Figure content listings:
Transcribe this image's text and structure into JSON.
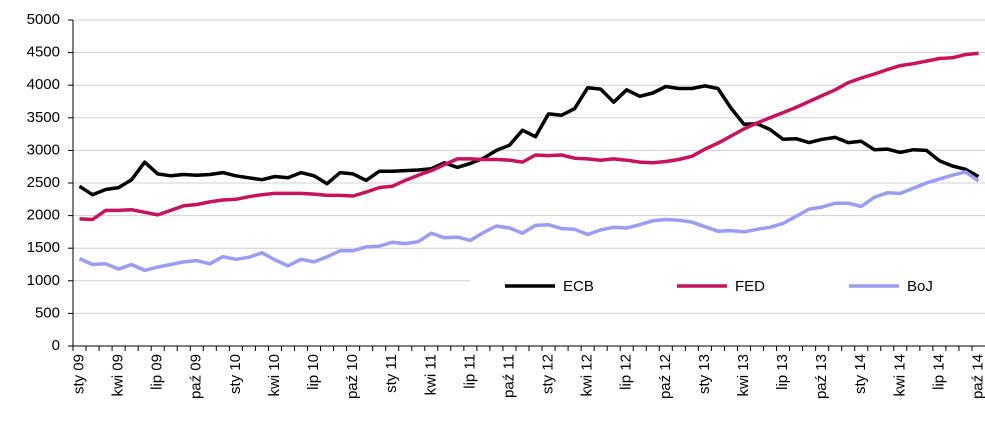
{
  "chart_data": {
    "type": "line",
    "categories": [
      "sty 09",
      null,
      null,
      "kwi 09",
      null,
      null,
      "lip 09",
      null,
      null,
      "paź 09",
      null,
      null,
      "sty 10",
      null,
      null,
      "kwi 10",
      null,
      null,
      "lip 10",
      null,
      null,
      "paź 10",
      null,
      null,
      "sty 11",
      null,
      null,
      "kwi 11",
      null,
      null,
      "lip 11",
      null,
      null,
      "paź 11",
      null,
      null,
      "sty 12",
      null,
      null,
      "kwi 12",
      null,
      null,
      "lip 12",
      null,
      null,
      "paź 12",
      null,
      null,
      "sty 13",
      null,
      null,
      "kwi 13",
      null,
      null,
      "lip 13",
      null,
      null,
      "paź 13",
      null,
      null,
      "sty 14",
      null,
      null,
      "kwi 14",
      null,
      null,
      "lip 14",
      null,
      null,
      "paź 14"
    ],
    "series": [
      {
        "name": "ECB",
        "color": "#000000",
        "values": [
          2450,
          2320,
          2400,
          2430,
          2550,
          2820,
          2640,
          2610,
          2630,
          2620,
          2630,
          2660,
          2610,
          2580,
          2550,
          2600,
          2580,
          2660,
          2610,
          2490,
          2660,
          2640,
          2540,
          2680,
          2680,
          2690,
          2700,
          2720,
          2810,
          2740,
          2800,
          2880,
          3000,
          3080,
          3310,
          3210,
          3560,
          3540,
          3640,
          3960,
          3940,
          3740,
          3930,
          3830,
          3880,
          3980,
          3950,
          3950,
          3990,
          3950,
          3650,
          3400,
          3410,
          3320,
          3170,
          3180,
          3120,
          3170,
          3200,
          3120,
          3140,
          3010,
          3020,
          2970,
          3010,
          3000,
          2840,
          2760,
          2710,
          2600
        ]
      },
      {
        "name": "FED",
        "color": "#c8125e",
        "values": [
          1950,
          1940,
          2080,
          2080,
          2090,
          2050,
          2010,
          2080,
          2150,
          2170,
          2210,
          2240,
          2250,
          2290,
          2320,
          2340,
          2340,
          2340,
          2330,
          2310,
          2310,
          2300,
          2360,
          2430,
          2450,
          2540,
          2620,
          2690,
          2780,
          2870,
          2870,
          2860,
          2860,
          2850,
          2820,
          2930,
          2920,
          2930,
          2880,
          2870,
          2850,
          2870,
          2850,
          2820,
          2810,
          2830,
          2860,
          2910,
          3020,
          3110,
          3220,
          3330,
          3420,
          3500,
          3580,
          3660,
          3750,
          3840,
          3930,
          4040,
          4110,
          4170,
          4240,
          4300,
          4330,
          4370,
          4410,
          4420,
          4470,
          4490
        ]
      },
      {
        "name": "BoJ",
        "color": "#9b9cf6",
        "values": [
          1340,
          1250,
          1260,
          1180,
          1250,
          1160,
          1210,
          1250,
          1290,
          1310,
          1260,
          1370,
          1330,
          1360,
          1430,
          1320,
          1230,
          1330,
          1290,
          1370,
          1460,
          1460,
          1520,
          1530,
          1590,
          1570,
          1600,
          1730,
          1660,
          1670,
          1620,
          1740,
          1840,
          1810,
          1730,
          1850,
          1860,
          1800,
          1790,
          1710,
          1780,
          1820,
          1810,
          1860,
          1920,
          1940,
          1930,
          1900,
          1830,
          1760,
          1770,
          1750,
          1790,
          1820,
          1880,
          1990,
          2100,
          2130,
          2190,
          2190,
          2140,
          2280,
          2350,
          2340,
          2420,
          2500,
          2560,
          2620,
          2670,
          2530
        ]
      }
    ],
    "ylim": [
      0,
      5000
    ],
    "yticks": [
      0,
      500,
      1000,
      1500,
      2000,
      2500,
      3000,
      3500,
      4000,
      4500,
      5000
    ],
    "grid": true
  }
}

THE REQUEST: Lines that hold the word "color" are the ones to return, every one of them.

WORKED ANSWER:
        "color": "#000000",
        "color": "#c8125e",
        "color": "#9b9cf6",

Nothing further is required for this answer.